**Dataset rows**

(begin)

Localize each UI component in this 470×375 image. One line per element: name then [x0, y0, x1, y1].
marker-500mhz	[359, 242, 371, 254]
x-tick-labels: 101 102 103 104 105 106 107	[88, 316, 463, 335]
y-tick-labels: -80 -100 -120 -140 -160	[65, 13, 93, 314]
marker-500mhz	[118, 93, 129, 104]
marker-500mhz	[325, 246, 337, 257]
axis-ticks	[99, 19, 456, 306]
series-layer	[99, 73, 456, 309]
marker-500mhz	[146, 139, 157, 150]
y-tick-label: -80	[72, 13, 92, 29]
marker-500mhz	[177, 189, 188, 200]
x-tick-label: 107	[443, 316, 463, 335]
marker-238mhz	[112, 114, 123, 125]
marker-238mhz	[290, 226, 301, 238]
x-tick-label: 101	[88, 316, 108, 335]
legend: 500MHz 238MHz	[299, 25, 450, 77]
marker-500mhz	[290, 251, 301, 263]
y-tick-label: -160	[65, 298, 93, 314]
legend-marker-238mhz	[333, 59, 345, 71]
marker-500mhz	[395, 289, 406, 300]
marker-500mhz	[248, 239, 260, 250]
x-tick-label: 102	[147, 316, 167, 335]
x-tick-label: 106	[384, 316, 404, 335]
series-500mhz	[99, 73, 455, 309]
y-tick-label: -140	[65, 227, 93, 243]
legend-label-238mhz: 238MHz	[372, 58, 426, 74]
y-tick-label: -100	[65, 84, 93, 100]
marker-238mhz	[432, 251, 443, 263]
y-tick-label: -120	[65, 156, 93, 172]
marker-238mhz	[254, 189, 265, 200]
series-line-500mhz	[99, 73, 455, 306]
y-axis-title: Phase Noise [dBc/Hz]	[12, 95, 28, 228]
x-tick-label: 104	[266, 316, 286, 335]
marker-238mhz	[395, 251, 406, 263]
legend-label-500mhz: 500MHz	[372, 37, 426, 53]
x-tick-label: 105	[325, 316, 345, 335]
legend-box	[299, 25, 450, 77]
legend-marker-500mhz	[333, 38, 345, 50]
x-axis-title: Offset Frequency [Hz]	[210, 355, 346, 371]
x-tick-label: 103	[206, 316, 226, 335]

(end)

**Given exercise**
In the entries above, change "Offset Frequency" to "Frequency Offset" and reproduce every line otherwise unchanged.

**Solution for this task**
Localize each UI component in this 470×375 image. One line per element: name then [x0, y0, x1, y1].
marker-500mhz	[359, 242, 371, 254]
x-tick-labels: 101 102 103 104 105 106 107	[88, 316, 463, 335]
y-tick-labels: -80 -100 -120 -140 -160	[65, 13, 93, 314]
marker-500mhz	[118, 93, 129, 104]
marker-500mhz	[325, 246, 337, 257]
axis-ticks	[99, 19, 456, 306]
series-layer	[99, 73, 456, 309]
marker-500mhz	[146, 139, 157, 150]
y-tick-label: -80	[72, 13, 92, 29]
marker-500mhz	[177, 189, 188, 200]
x-tick-label: 107	[443, 316, 463, 335]
marker-238mhz	[112, 114, 123, 125]
marker-238mhz	[290, 226, 301, 238]
x-tick-label: 101	[88, 316, 108, 335]
legend: 500MHz 238MHz	[299, 25, 450, 77]
marker-500mhz	[290, 251, 301, 263]
y-tick-label: -160	[65, 298, 93, 314]
legend-marker-238mhz	[333, 59, 345, 71]
marker-500mhz	[395, 289, 406, 300]
marker-500mhz	[248, 239, 260, 250]
x-tick-label: 102	[147, 316, 167, 335]
x-tick-label: 106	[384, 316, 404, 335]
series-500mhz	[99, 73, 455, 309]
y-tick-label: -140	[65, 227, 93, 243]
legend-label-238mhz: 238MHz	[372, 58, 426, 74]
y-tick-label: -100	[65, 84, 93, 100]
marker-238mhz	[432, 251, 443, 263]
y-tick-label: -120	[65, 156, 93, 172]
marker-238mhz	[254, 189, 265, 200]
series-line-500mhz	[99, 73, 455, 306]
y-axis-title: Phase Noise [dBc/Hz]	[12, 95, 28, 228]
x-tick-label: 104	[266, 316, 286, 335]
marker-238mhz	[395, 251, 406, 263]
legend-label-500mhz: 500MHz	[372, 37, 426, 53]
x-tick-label: 105	[325, 316, 345, 335]
legend-box	[299, 25, 450, 77]
legend-marker-500mhz	[333, 38, 345, 50]
x-axis-title: Frequency Offset [Hz]	[210, 355, 346, 371]
x-tick-label: 103	[206, 316, 226, 335]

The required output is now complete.